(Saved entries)

▼

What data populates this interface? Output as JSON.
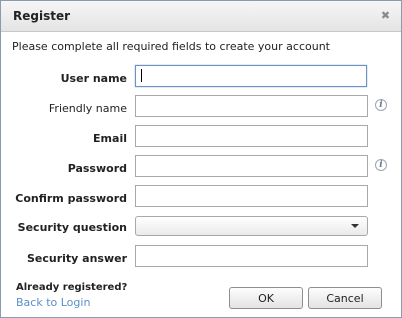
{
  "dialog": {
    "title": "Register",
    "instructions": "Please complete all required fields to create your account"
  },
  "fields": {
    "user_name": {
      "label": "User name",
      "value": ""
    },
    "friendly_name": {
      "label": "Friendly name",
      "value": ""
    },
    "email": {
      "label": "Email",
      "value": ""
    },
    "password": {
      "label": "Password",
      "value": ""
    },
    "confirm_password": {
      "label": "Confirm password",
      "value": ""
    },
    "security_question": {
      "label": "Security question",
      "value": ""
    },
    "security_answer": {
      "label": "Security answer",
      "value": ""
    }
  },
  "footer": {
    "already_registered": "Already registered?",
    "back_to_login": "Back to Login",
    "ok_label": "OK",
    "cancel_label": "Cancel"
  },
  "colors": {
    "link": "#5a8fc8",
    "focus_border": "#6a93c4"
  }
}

▲

## PROBLEM
Print the complete listing exactly, apart from any pictures.

## TASK OUTPUT
What data populates this interface? Output as JSON.
{
  "dialog": {
    "title": "Register",
    "instructions": "Please complete all required fields to create your account"
  },
  "fields": {
    "user_name": {
      "label": "User name",
      "value": ""
    },
    "friendly_name": {
      "label": "Friendly name",
      "value": ""
    },
    "email": {
      "label": "Email",
      "value": ""
    },
    "password": {
      "label": "Password",
      "value": ""
    },
    "confirm_password": {
      "label": "Confirm password",
      "value": ""
    },
    "security_question": {
      "label": "Security question",
      "value": ""
    },
    "security_answer": {
      "label": "Security answer",
      "value": ""
    }
  },
  "footer": {
    "already_registered": "Already registered?",
    "back_to_login": "Back to Login",
    "ok_label": "OK",
    "cancel_label": "Cancel"
  },
  "colors": {
    "link": "#5a8fc8",
    "focus_border": "#6a93c4"
  }
}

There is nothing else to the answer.